▸ **EXERCISE BRIEF**: Reproduce all the lines exactly as they stand, apart from the pictures.

▸ **ENTRIES PROVIDED**:

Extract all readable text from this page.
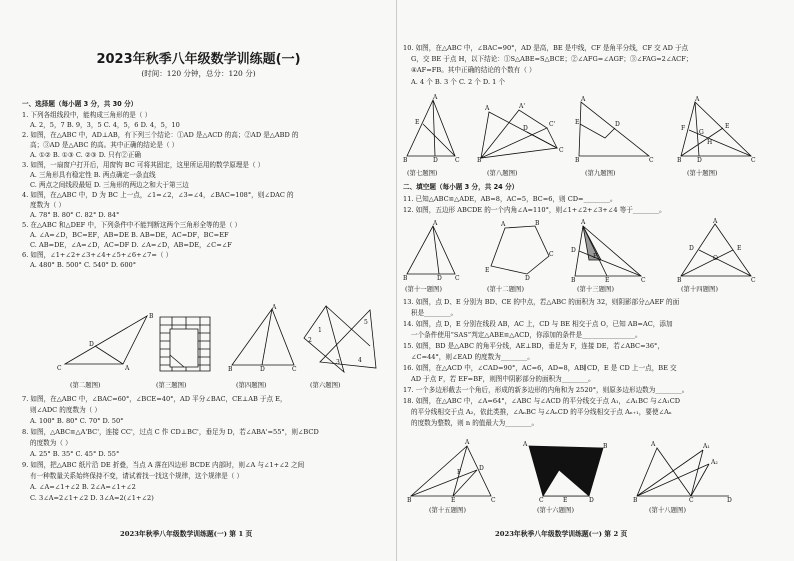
2023年秋季八年级数学训练题(一)
(时间：120 分钟，总分：120 分)
一、选择题（每小题 3 分，共 30 分）
1. 下列各组线段中，能构成三角形的是（ ）
A. 2，5，7 B. 9，3，5 C. 4，5，6 D. 4，5，10
2. 如图，在△ABC 中，AD⊥AB，有下列三个结论：①AD 是△ACD 的高；②AD 是△ABD 的
高；③AD 是△ABC 的高。其中正确的结论是（ ）
A. ①② B. ①③ C. ②③ D. 只有②正确
3. 如图，一扇窗户打开后，用窗钩 BC 可将其固定，这里所运用的数学原理是（ ）
A. 三角形具有稳定性 B. 两点确定一条直线
C. 两点之间线段最短 D. 三角形的两边之和大于第三边
4. 如图，在△ABC 中，D 为 BC 上一点，∠1=∠2，∠3=∠4，∠BAC=108°，则∠DAC 的
度数为（ ）
A. 78° B. 80° C. 82° D. 84°
5. 在△ABC 和△DEF 中，下列条件中不能判断这两个三角形全等的是（ ）
A. ∠A=∠D，BC=EF，AB=DE B. AB=DE，AC=DF，BC=EF
C. AB=DE，∠A=∠D，AC=DF D. ∠A=∠D，AB=DE，∠C=∠F
6. 如图，∠1+∠2+∠3+∠4+∠5+∠6+∠7=（ ）
A. 480° B. 500° C. 540° D. 600°
B
A
D
C
(第二题图)	(第三题图)
A
B	D	C
(第四题图)
1
2
3	4
5
(第六题图)
7. 如图，在△ABC 中，∠BAC=60°，∠BCE=40°，AD 平分∠BAC，CE⊥AB 于点 E，
则∠ADC 的度数为（ ）
A. 100° B. 80° C. 70° D. 50°
8. 如图，△ABC≌△A'BC'，连接 CC'，过点 C 作 CD⊥BC'，垂足为 D，若∠ABA'=55°，则∠BCD
的度数为（ ）
A. 25° B. 35° C. 45° D. 55°
9. 如图，把△ABC 纸片沿 DE 折叠，当点 A 落在四边形 BCDE 内部时，则∠A 与∠1+∠2 之间
有一种数量关系始终保持不变，请试着找一找这个规律，这个规律是（ ）
A. ∠A=∠1+∠2 B. 2∠A=∠1+∠2
C. 3∠A=2∠1+∠2 D. 3∠A=2(∠1+∠2)
2023年秋季八年级数学训练题(一) 第 1 页
10. 如图，在△ABC 中，∠BAC=90°，AD 是高，BE 是中线，CF 是角平分线，CF 交 AD 于点
G，交 BE 于点 H，以下结论：①S△ABE=S△BCE；②∠AFG=∠AGF；③∠FAG=2∠ACF；
④AF=FB。其中正确的结论的个数有（ ）
A. 4 个 B. 3 个 C. 2 个 D. 1 个
A
E
B	D	C
(第七题图)
A	A'
B
C
C'
D
(第八题图)
A
D
E
B	C
(第九题图)
A
F
G
E
H
B	D	C
(第十题图)
二、填空题（每小题 3 分，共 24 分）
11. 已知△ABC≌△ADE，AB=8，AC=5，BC=6，则 CD=________。
12. 如图，五边形 ABCDE 的一个内角∠A=110°，则∠1+∠2+∠3+∠4 等于________。
A
B	D C
(第十一题图)
A	B
C
D
E
(第十二题图)
A
D
F
B	E	C
(第十三题图)
A
D	E
O
B	C
(第十四题图)
13. 如图，点 D、E 分别为 BD、CE 的中点，若△ABC 的面积为 32，则阴影部分△AEF 的面
积是________。
14. 如图，点 D，E 分别在线段 AB，AC 上，CD 与 BE 相交于点 O，已知 AB=AC，添加
一个条件使用“SAS”判定△ABE≌△ACD，你添加的条件是________________。
15. 如图，BD 是△ABC 的角平分线，AE⊥BD，垂足为 F，连接 DE，若∠ABC=36°，
∠C=44°，则∠EAD 的度数为________。
16. 如图，在△ACD 中，∠CAD=90°，AC=6，AD=8，AB∥CD，E 是 CD 上一点，BE 交
AD 于点 F，若 EF=BF，则图中阴影部分的面积为________。
17. 一个多边形截去一个角后，形成的新多边形的内角和为 2520°，则原多边形边数为________。
18. 如图，在△ABC 中，∠A=64°，∠ABC 与∠ACD 的平分线交于点 A₁，∠A₁BC 与∠A₁CD
的平分线相交于点 A₂，依此类推，∠AₙBC 与∠AₙCD 的平分线相交于点 Aₙ₊₁，要使∠Aₙ
的度数为整数，则 n 的值最大为________。
A
E
F
B
D
C
(第十五题图)
A	B
F
C	E	D
(第十六题图)
A	A₁
A₂
B	C	D
(第十八题图)
2023年秋季八年级数学训练题(一) 第 2 页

▸ **SOLUTION BELOW**:
Extract all readable text from this page.
2023年秋季八年级数学训练题(一)
(时间：120 分钟，总分：120 分)
一、选择题（每小题 3 分，共 30 分）
1. 下列各组线段中，能构成三角形的是（ ）
A. 2，5，7 B. 9，3，5 C. 4，5，6 D. 4，5，10
2. 如图，在△ABC 中，AD⊥AB，有下列三个结论：①AD 是△ACD 的高；②AD 是△ABD 的
高；③AD 是△ABC 的高。其中正确的结论是（ ）
A. ①② B. ①③ C. ②③ D. 只有②正确
3. 如图，一扇窗户打开后，用窗钩 BC 可将其固定，这里所运用的数学原理是（ ）
A. 三角形具有稳定性 B. 两点确定一条直线
C. 两点之间线段最短 D. 三角形的两边之和大于第三边
4. 如图，在△ABC 中，D 为 BC 上一点，∠1=∠2，∠3=∠4，∠BAC=108°，则∠DAC 的
度数为（ ）
A. 78° B. 80° C. 82° D. 84°
5. 在△ABC 和△DEF 中，下列条件中不能判断这两个三角形全等的是（ ）
A. ∠A=∠D，BC=EF，AB=DE B. AB=DE，AC=DF，BC=EF
C. AB=DE，∠A=∠D，AC=DF D. ∠A=∠D，AB=DE，∠C=∠F
6. 如图，∠1+∠2+∠3+∠4+∠5+∠6+∠7=（ ）
A. 480° B. 500° C. 540° D. 600°
B
A
D
C
(第二题图)	(第三题图)
A
B	D	C
(第四题图)
1
2
3	4
5
(第六题图)
7. 如图，在△ABC 中，∠BAC=60°，∠BCE=40°，AD 平分∠BAC，CE⊥AB 于点 E，
则∠ADC 的度数为（ ）
A. 100° B. 80° C. 70° D. 50°
8. 如图，△ABC≌△A'BC'，连接 CC'，过点 C 作 CD⊥BC'，垂足为 D，若∠ABA'=55°，则∠BCD
的度数为（ ）
A. 25° B. 35° C. 45° D. 55°
9. 如图，把△ABC 纸片沿 DE 折叠，当点 A 落在四边形 BCDE 内部时，则∠A 与∠1+∠2 之间
有一种数量关系始终保持不变，请试着找一找这个规律，这个规律是（ ）
A. ∠A=∠1+∠2 B. 2∠A=∠1+∠2
C. 3∠A=2∠1+∠2 D. 3∠A=2(∠1+∠2)
2023年秋季八年级数学训练题(一) 第 1 页
10. 如图，在△ABC 中，∠BAC=90°，AD 是高，BE 是中线，CF 是角平分线，CF 交 AD 于点
G，交 BE 于点 H，以下结论：①S△ABE=S△BCE；②∠AFG=∠AGF；③∠FAG=2∠ACF；
④AF=FB。其中正确的结论的个数有（ ）
A. 4 个 B. 3 个 C. 2 个 D. 1 个
A
E
B	D	C
(第七题图)
A	A'
B
C
C'
D
(第八题图)
A
D
E
B	C
(第九题图)
A
F
G
E
H
B	D	C
(第十题图)
二、填空题（每小题 3 分，共 24 分）
11. 已知△ABC≌△ADE，AB=8，AC=5，BC=6，则 CD=________。
12. 如图，五边形 ABCDE 的一个内角∠A=110°，则∠1+∠2+∠3+∠4 等于________。
A
B	D C
(第十一题图)
A	B
C
D
E
(第十二题图)
A
D
F
B	E	C
(第十三题图)
A
D	E
O
B	C
(第十四题图)
13. 如图，点 D、E 分别为 BD、CE 的中点，若△ABC 的面积为 32，则阴影部分△AEF 的面
积是________。
14. 如图，点 D，E 分别在线段 AB，AC 上，CD 与 BE 相交于点 O，已知 AB=AC，添加
一个条件使用“SAS”判定△ABE≌△ACD，你添加的条件是________________。
15. 如图，BD 是△ABC 的角平分线，AE⊥BD，垂足为 F，连接 DE，若∠ABC=36°，
∠C=44°，则∠EAD 的度数为________。
16. 如图，在△ACD 中，∠CAD=90°，AC=6，AD=8，AB∥CD，E 是 CD 上一点，BE 交
AD 于点 F，若 EF=BF，则图中阴影部分的面积为________。
17. 一个多边形截去一个角后，形成的新多边形的内角和为 2520°，则原多边形边数为________。
18. 如图，在△ABC 中，∠A=64°，∠ABC 与∠ACD 的平分线交于点 A₁，∠A₁BC 与∠A₁CD
的平分线相交于点 A₂，依此类推，∠AₙBC 与∠AₙCD 的平分线相交于点 Aₙ₊₁，要使∠Aₙ
的度数为整数，则 n 的值最大为________。
A
E
F
B
D
C
(第十五题图)
A	B
F
C	E	D
(第十六题图)
A	A₁
A₂
B	C	D
(第十八题图)
2023年秋季八年级数学训练题(一) 第 2 页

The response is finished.